Every line of the material below must be repeated exactly.

::::

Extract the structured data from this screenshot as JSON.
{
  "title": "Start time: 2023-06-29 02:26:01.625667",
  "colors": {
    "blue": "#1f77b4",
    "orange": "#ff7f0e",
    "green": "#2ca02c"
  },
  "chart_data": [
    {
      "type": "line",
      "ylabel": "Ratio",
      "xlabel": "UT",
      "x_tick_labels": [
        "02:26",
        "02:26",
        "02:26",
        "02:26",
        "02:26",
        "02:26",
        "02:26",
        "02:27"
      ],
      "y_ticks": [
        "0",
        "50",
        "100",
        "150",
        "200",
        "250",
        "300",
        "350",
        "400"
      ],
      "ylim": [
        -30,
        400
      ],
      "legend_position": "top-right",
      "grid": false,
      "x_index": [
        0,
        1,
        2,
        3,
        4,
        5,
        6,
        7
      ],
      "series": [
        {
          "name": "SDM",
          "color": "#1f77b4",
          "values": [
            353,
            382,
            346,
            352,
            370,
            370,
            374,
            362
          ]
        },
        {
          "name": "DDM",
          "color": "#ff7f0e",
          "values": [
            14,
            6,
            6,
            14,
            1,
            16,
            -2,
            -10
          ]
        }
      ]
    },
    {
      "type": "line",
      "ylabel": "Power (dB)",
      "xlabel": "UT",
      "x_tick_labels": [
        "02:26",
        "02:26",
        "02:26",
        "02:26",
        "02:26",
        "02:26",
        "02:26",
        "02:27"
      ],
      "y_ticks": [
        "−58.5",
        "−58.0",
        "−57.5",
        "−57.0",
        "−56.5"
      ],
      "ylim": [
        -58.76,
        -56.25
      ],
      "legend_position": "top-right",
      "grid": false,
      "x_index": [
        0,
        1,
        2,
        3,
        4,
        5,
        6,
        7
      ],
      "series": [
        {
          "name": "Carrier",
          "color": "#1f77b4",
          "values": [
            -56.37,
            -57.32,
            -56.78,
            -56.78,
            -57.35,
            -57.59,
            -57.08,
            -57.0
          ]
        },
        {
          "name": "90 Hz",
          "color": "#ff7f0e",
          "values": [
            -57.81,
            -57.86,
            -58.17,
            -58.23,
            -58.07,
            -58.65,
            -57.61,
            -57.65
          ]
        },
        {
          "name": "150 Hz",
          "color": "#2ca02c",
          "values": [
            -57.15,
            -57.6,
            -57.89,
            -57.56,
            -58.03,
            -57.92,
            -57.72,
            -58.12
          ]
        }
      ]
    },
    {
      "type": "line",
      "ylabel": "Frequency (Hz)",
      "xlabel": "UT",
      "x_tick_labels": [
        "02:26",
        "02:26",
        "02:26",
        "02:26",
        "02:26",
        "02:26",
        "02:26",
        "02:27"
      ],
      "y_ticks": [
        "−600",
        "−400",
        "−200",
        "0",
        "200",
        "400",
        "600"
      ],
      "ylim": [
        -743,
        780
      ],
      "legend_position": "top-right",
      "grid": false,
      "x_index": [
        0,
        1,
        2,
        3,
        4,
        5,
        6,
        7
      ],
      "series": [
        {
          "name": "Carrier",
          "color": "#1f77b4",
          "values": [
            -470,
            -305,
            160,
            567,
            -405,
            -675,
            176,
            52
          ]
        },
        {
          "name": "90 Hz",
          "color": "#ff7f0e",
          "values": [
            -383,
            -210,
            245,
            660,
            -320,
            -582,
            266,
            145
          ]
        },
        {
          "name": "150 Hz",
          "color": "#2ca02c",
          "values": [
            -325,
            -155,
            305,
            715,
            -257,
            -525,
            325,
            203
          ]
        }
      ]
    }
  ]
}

::::

- _Result of the exercise_:
Extract the structured data from this screenshot as JSON.
{
  "title": "Start time: 2023-06-29 02:26:01.625667",
  "colors": {
    "blue": "#1f77b4",
    "orange": "#ff7f0e",
    "green": "#2ca02c"
  },
  "chart_data": [
    {
      "type": "line",
      "ylabel": "Ratio",
      "xlabel": "UT",
      "x_tick_labels": [
        "02:26",
        "02:26",
        "02:26",
        "02:26",
        "02:26",
        "02:26",
        "02:26",
        "02:27"
      ],
      "y_ticks": [
        "0",
        "50",
        "100",
        "150",
        "200",
        "250",
        "300",
        "350",
        "400"
      ],
      "ylim": [
        -30,
        400
      ],
      "legend_position": "top-right",
      "grid": false,
      "x_index": [
        0,
        1,
        2,
        3,
        4,
        5,
        6,
        7
      ],
      "series": [
        {
          "name": "SDM",
          "color": "#1f77b4",
          "values": [
            353,
            382,
            346,
            352,
            370,
            370,
            374,
            362
          ]
        },
        {
          "name": "DDM",
          "color": "#ff7f0e",
          "values": [
            14,
            6,
            6,
            14,
            1,
            16,
            -2,
            -10
          ]
        }
      ]
    },
    {
      "type": "line",
      "ylabel": "Power (dB)",
      "xlabel": "UT",
      "x_tick_labels": [
        "02:26",
        "02:26",
        "02:26",
        "02:26",
        "02:26",
        "02:26",
        "02:26",
        "02:27"
      ],
      "y_ticks": [
        "−58.5",
        "−58.0",
        "−57.5",
        "−57.0",
        "−56.5"
      ],
      "ylim": [
        -58.76,
        -56.25
      ],
      "legend_position": "top-right",
      "grid": false,
      "x_index": [
        0,
        1,
        2,
        3,
        4,
        5,
        6,
        7
      ],
      "series": [
        {
          "name": "Carrier",
          "color": "#1f77b4",
          "values": [
            -56.37,
            -57.32,
            -56.78,
            -56.78,
            -57.35,
            -57.59,
            -57.08,
            -57.0
          ]
        },
        {
          "name": "90 Hz",
          "color": "#ff7f0e",
          "values": [
            -57.81,
            -57.86,
            -58.17,
            -58.23,
            -58.07,
            -58.65,
            -57.61,
            -57.65
          ]
        },
        {
          "name": "150 Hz",
          "color": "#2ca02c",
          "values": [
            -57.15,
            -57.6,
            -57.89,
            -57.56,
            -58.03,
            -57.92,
            -57.72,
            -58.12
          ]
        }
      ]
    },
    {
      "type": "line",
      "ylabel": "Frequency (Hz)",
      "xlabel": "UT",
      "x_tick_labels": [
        "02:26",
        "02:26",
        "02:26",
        "02:26",
        "02:26",
        "02:26",
        "02:26",
        "02:27"
      ],
      "y_ticks": [
        "−600",
        "−400",
        "−200",
        "0",
        "200",
        "400",
        "600"
      ],
      "ylim": [
        -743,
        780
      ],
      "legend_position": "top-right",
      "grid": false,
      "x_index": [
        0,
        1,
        2,
        3,
        4,
        5,
        6,
        7
      ],
      "series": [
        {
          "name": "Carrier",
          "color": "#1f77b4",
          "values": [
            -470,
            -305,
            160,
            567,
            -405,
            -675,
            176,
            52
          ]
        },
        {
          "name": "90 Hz",
          "color": "#ff7f0e",
          "values": [
            -383,
            -210,
            245,
            660,
            -320,
            -582,
            266,
            145
          ]
        },
        {
          "name": "150 Hz",
          "color": "#2ca02c",
          "values": [
            -325,
            -155,
            305,
            715,
            -257,
            -525,
            325,
            203
          ]
        }
      ]
    }
  ]
}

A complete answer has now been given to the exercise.